Pull every line containing "Aprende" from the entries.

##### Dataset entries #####

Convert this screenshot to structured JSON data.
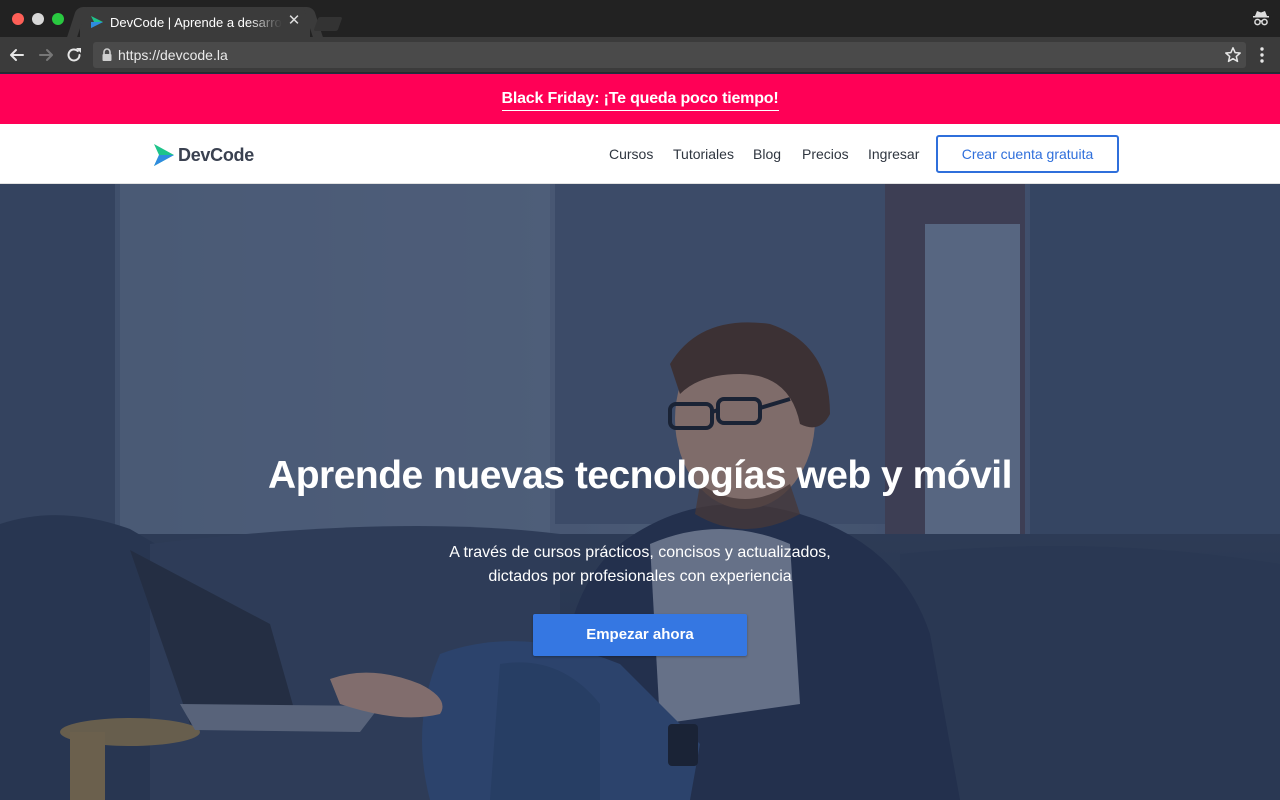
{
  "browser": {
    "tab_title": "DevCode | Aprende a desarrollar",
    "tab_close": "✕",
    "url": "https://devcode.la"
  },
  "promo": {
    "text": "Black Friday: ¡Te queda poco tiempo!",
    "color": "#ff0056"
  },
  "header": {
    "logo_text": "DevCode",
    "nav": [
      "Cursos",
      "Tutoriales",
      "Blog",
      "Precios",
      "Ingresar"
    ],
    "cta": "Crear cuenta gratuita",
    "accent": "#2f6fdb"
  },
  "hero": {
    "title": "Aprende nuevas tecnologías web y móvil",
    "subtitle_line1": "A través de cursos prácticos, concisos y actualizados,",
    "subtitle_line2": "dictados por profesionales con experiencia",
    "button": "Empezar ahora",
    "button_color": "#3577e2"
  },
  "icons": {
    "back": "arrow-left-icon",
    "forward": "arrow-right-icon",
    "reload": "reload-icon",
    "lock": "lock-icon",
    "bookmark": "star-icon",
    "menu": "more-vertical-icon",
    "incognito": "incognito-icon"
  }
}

#####
##### Dataset entries #####

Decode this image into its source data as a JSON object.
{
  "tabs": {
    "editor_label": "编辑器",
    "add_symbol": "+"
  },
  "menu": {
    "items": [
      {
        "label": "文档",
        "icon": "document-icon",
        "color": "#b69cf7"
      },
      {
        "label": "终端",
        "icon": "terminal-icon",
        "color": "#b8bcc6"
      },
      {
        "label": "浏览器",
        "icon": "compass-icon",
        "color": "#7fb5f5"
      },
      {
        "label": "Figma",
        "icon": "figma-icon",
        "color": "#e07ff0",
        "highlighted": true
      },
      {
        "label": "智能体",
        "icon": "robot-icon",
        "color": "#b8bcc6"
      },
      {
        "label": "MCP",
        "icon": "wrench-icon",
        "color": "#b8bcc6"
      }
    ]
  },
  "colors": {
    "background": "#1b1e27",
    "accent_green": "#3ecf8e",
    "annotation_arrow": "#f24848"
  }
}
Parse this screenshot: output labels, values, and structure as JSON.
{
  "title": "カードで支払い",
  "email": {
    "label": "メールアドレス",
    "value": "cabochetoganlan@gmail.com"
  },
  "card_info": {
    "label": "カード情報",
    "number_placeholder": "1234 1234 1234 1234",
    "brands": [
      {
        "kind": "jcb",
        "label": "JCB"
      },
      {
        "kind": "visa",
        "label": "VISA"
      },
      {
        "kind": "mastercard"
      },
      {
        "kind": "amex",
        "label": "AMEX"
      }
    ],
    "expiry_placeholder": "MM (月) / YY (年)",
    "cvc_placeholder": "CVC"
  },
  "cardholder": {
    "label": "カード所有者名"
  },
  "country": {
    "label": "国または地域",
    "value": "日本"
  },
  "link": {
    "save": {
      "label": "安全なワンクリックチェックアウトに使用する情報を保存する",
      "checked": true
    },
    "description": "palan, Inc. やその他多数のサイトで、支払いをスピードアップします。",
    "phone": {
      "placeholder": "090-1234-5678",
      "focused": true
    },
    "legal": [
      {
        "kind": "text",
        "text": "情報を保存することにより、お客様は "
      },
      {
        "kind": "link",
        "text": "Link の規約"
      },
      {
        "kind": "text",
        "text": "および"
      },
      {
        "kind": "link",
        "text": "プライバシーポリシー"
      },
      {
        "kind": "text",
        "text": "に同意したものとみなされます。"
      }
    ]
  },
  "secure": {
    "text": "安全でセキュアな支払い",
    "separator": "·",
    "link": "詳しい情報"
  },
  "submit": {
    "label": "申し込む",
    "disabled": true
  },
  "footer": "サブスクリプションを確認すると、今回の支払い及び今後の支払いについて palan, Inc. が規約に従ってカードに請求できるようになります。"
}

#####

• Task result
    "tab_title": "DevCode | Aprende a desarrollar",
    "title": "Aprende nuevas tecnologías web y móvil",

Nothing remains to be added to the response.